Problem. Any picture among the records should be left out, please; retype the rest exactly.

Entries supplied.

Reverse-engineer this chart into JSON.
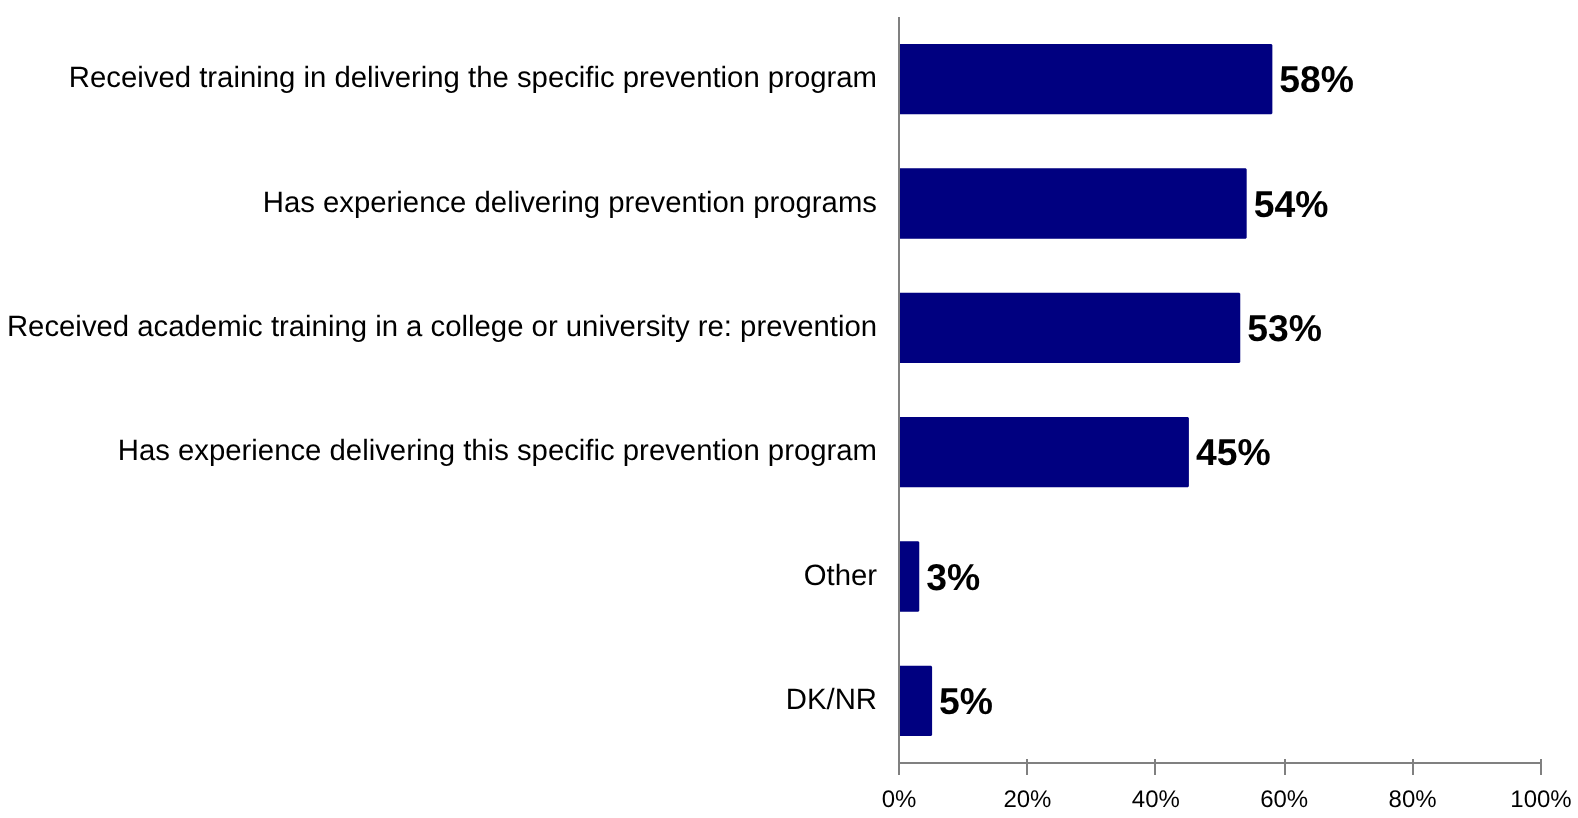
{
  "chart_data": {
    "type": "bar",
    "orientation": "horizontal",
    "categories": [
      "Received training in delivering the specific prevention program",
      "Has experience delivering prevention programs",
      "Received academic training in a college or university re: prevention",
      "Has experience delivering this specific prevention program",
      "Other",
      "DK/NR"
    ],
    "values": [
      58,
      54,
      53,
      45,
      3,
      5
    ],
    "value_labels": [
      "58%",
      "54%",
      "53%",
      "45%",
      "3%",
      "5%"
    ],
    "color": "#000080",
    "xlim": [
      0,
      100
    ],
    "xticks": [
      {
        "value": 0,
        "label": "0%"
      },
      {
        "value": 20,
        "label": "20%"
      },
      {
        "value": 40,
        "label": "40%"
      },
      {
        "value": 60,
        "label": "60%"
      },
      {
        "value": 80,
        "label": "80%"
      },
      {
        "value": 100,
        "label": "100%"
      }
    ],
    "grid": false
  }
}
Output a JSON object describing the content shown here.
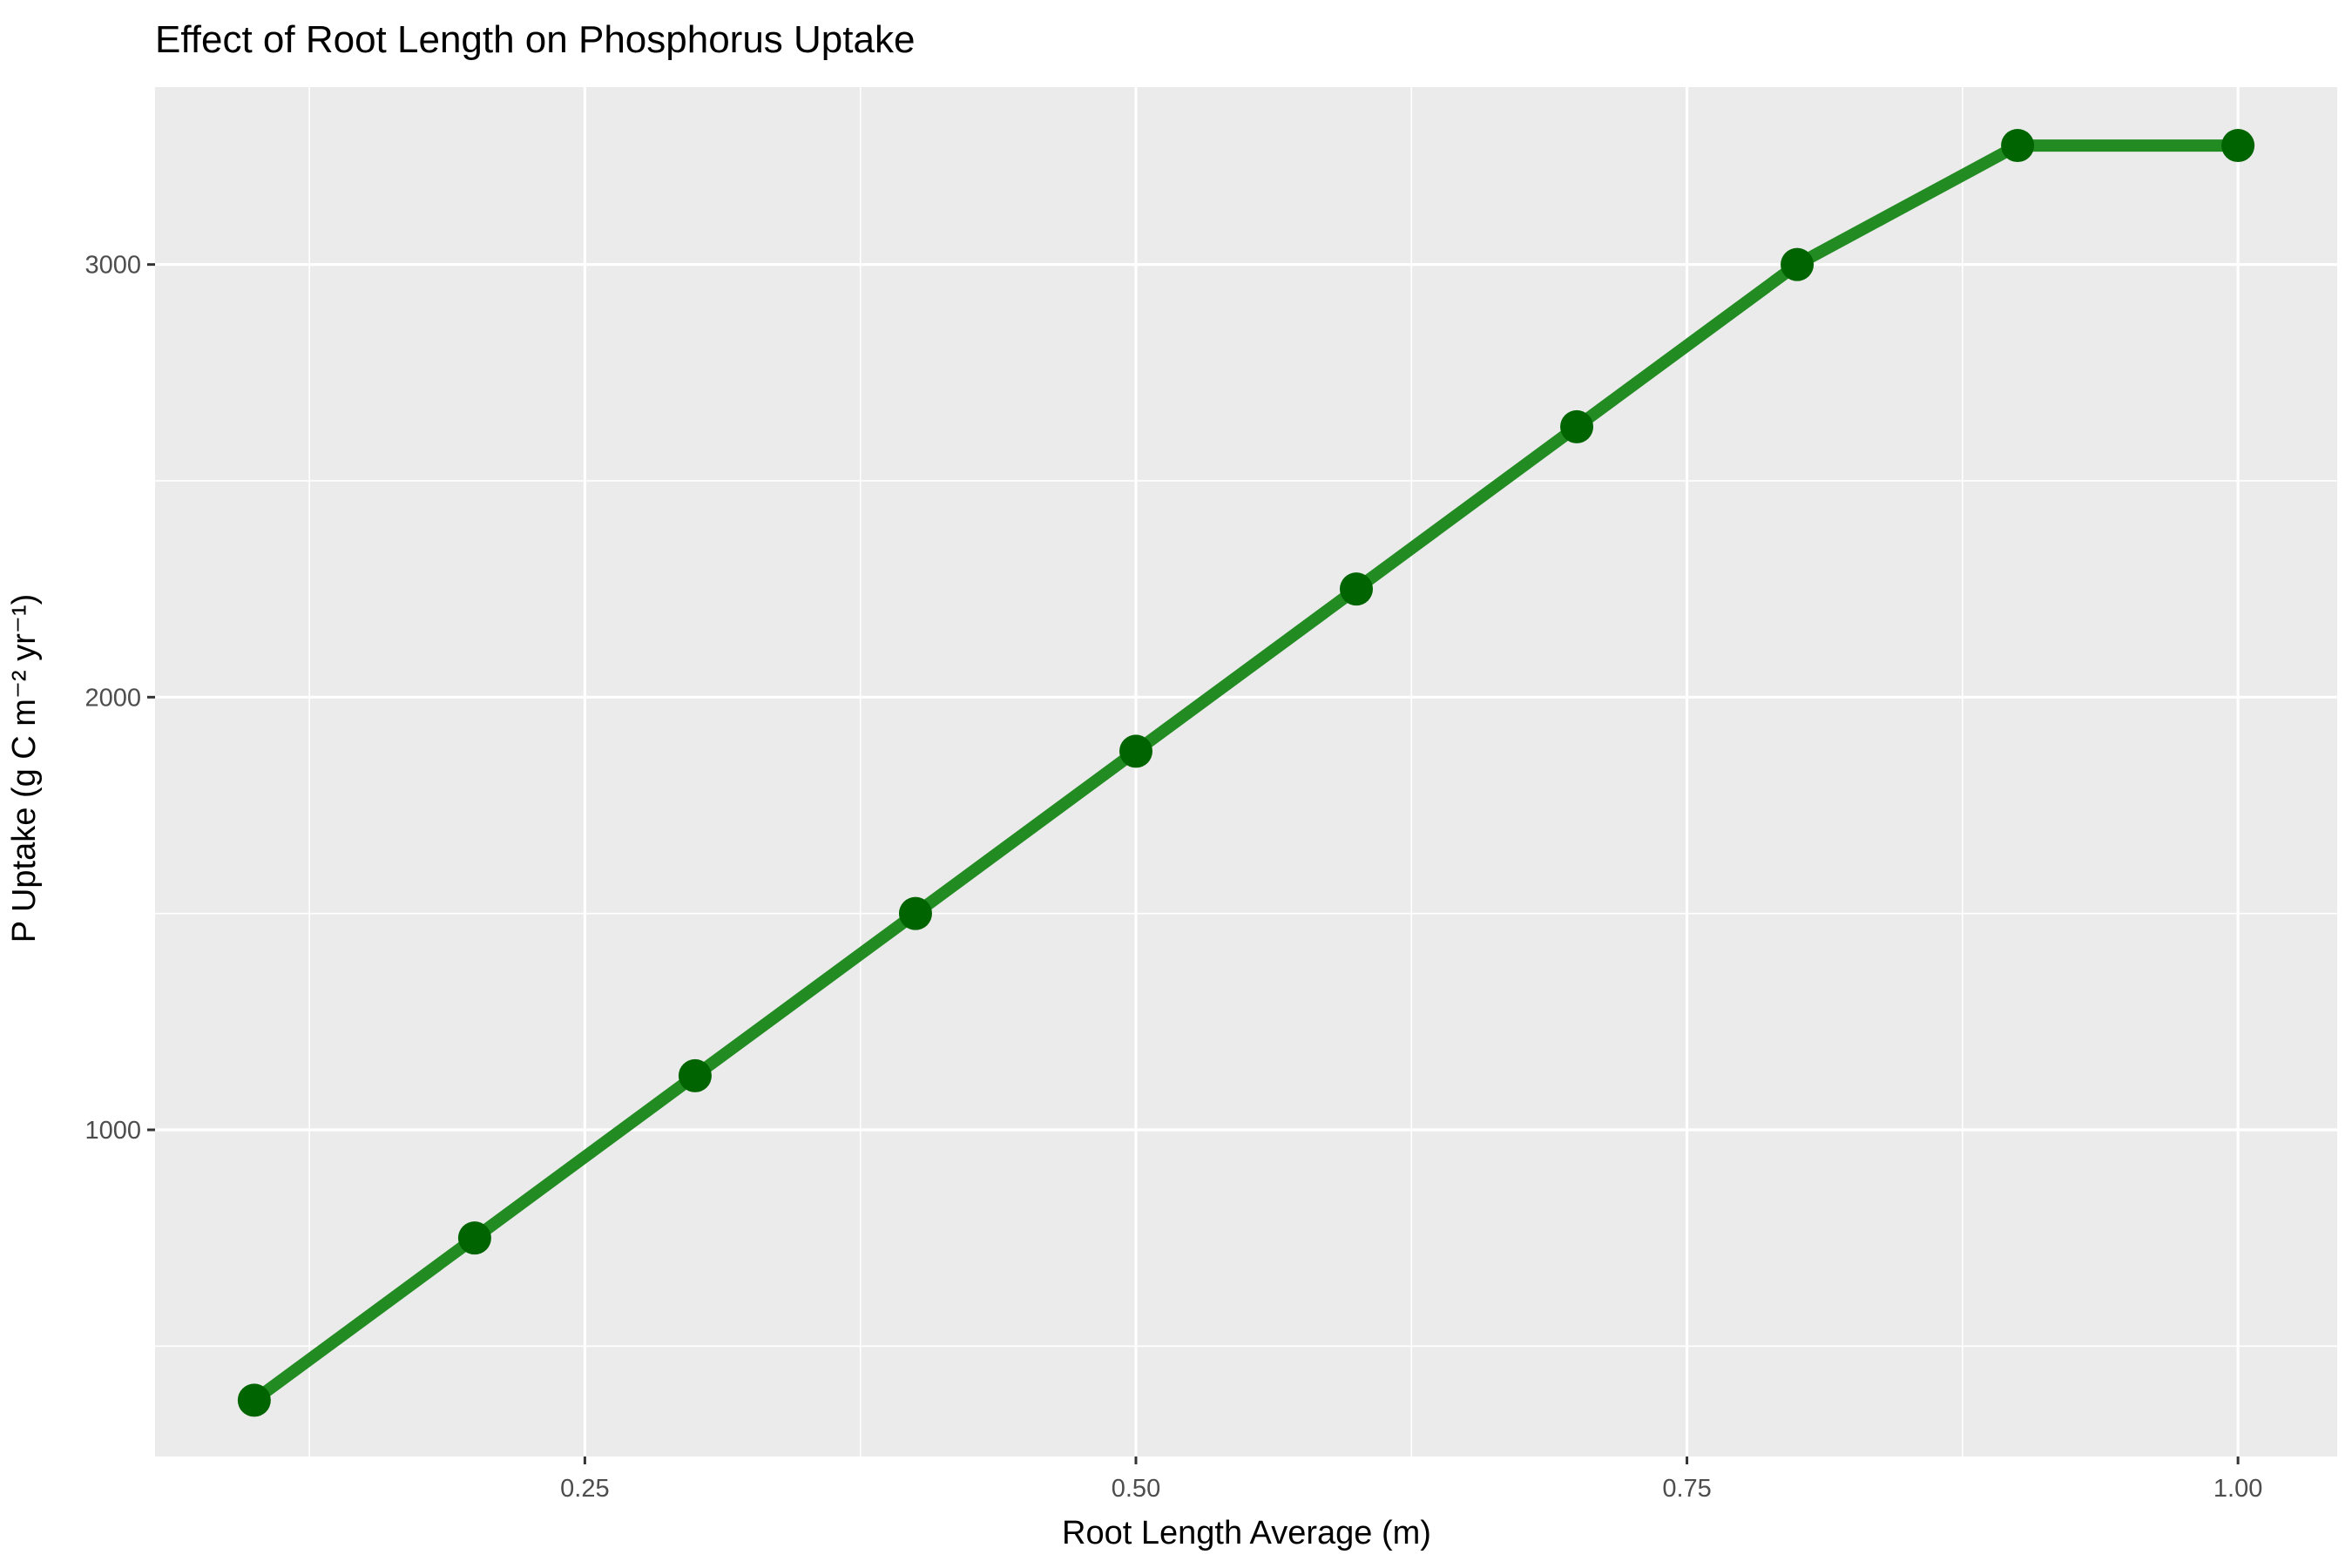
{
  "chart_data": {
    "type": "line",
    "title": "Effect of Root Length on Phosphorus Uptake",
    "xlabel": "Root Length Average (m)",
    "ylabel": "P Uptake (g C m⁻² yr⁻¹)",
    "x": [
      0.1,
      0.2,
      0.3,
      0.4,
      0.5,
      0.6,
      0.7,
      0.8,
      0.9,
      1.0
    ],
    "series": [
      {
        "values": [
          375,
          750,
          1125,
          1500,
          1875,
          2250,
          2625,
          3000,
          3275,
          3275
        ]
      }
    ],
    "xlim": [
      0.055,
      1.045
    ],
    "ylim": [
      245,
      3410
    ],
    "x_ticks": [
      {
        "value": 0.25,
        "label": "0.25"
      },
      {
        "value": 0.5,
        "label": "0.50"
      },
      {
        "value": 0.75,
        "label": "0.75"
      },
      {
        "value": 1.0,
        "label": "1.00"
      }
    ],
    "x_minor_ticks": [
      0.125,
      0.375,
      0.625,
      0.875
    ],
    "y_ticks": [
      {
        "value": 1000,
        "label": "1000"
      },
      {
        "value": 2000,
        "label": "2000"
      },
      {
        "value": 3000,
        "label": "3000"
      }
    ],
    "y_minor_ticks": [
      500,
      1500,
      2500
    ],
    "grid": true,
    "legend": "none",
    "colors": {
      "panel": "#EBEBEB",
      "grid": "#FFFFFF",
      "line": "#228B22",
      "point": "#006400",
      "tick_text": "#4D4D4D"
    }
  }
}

Output of the task.
Reverse-engineer this chart into JSON.
{
  "chart_data": {
    "type": "bar",
    "orientation": "horizontal",
    "categories": [
      "Received training in delivering the specific prevention program",
      "Has experience delivering prevention programs",
      "Received academic training in a college or university re: prevention",
      "Has experience delivering this specific prevention program",
      "Other",
      "DK/NR"
    ],
    "values": [
      58,
      54,
      53,
      45,
      3,
      5
    ],
    "value_labels": [
      "58%",
      "54%",
      "53%",
      "45%",
      "3%",
      "5%"
    ],
    "color": "#000080",
    "xlim": [
      0,
      100
    ],
    "xticks": [
      {
        "value": 0,
        "label": "0%"
      },
      {
        "value": 20,
        "label": "20%"
      },
      {
        "value": 40,
        "label": "40%"
      },
      {
        "value": 60,
        "label": "60%"
      },
      {
        "value": 80,
        "label": "80%"
      },
      {
        "value": 100,
        "label": "100%"
      }
    ],
    "grid": false
  }
}
Output a JSON object describing the content shown here.
{
  "chart_data": {
    "type": "line",
    "title": "Effect of Root Length on Phosphorus Uptake",
    "xlabel": "Root Length Average (m)",
    "ylabel": "P Uptake (g C m⁻² yr⁻¹)",
    "x": [
      0.1,
      0.2,
      0.3,
      0.4,
      0.5,
      0.6,
      0.7,
      0.8,
      0.9,
      1.0
    ],
    "series": [
      {
        "values": [
          375,
          750,
          1125,
          1500,
          1875,
          2250,
          2625,
          3000,
          3275,
          3275
        ]
      }
    ],
    "xlim": [
      0.055,
      1.045
    ],
    "ylim": [
      245,
      3410
    ],
    "x_ticks": [
      {
        "value": 0.25,
        "label": "0.25"
      },
      {
        "value": 0.5,
        "label": "0.50"
      },
      {
        "value": 0.75,
        "label": "0.75"
      },
      {
        "value": 1.0,
        "label": "1.00"
      }
    ],
    "x_minor_ticks": [
      0.125,
      0.375,
      0.625,
      0.875
    ],
    "y_ticks": [
      {
        "value": 1000,
        "label": "1000"
      },
      {
        "value": 2000,
        "label": "2000"
      },
      {
        "value": 3000,
        "label": "3000"
      }
    ],
    "y_minor_ticks": [
      500,
      1500,
      2500
    ],
    "grid": true,
    "legend": "none",
    "colors": {
      "panel": "#EBEBEB",
      "grid": "#FFFFFF",
      "line": "#228B22",
      "point": "#006400",
      "tick_text": "#4D4D4D"
    }
  }
}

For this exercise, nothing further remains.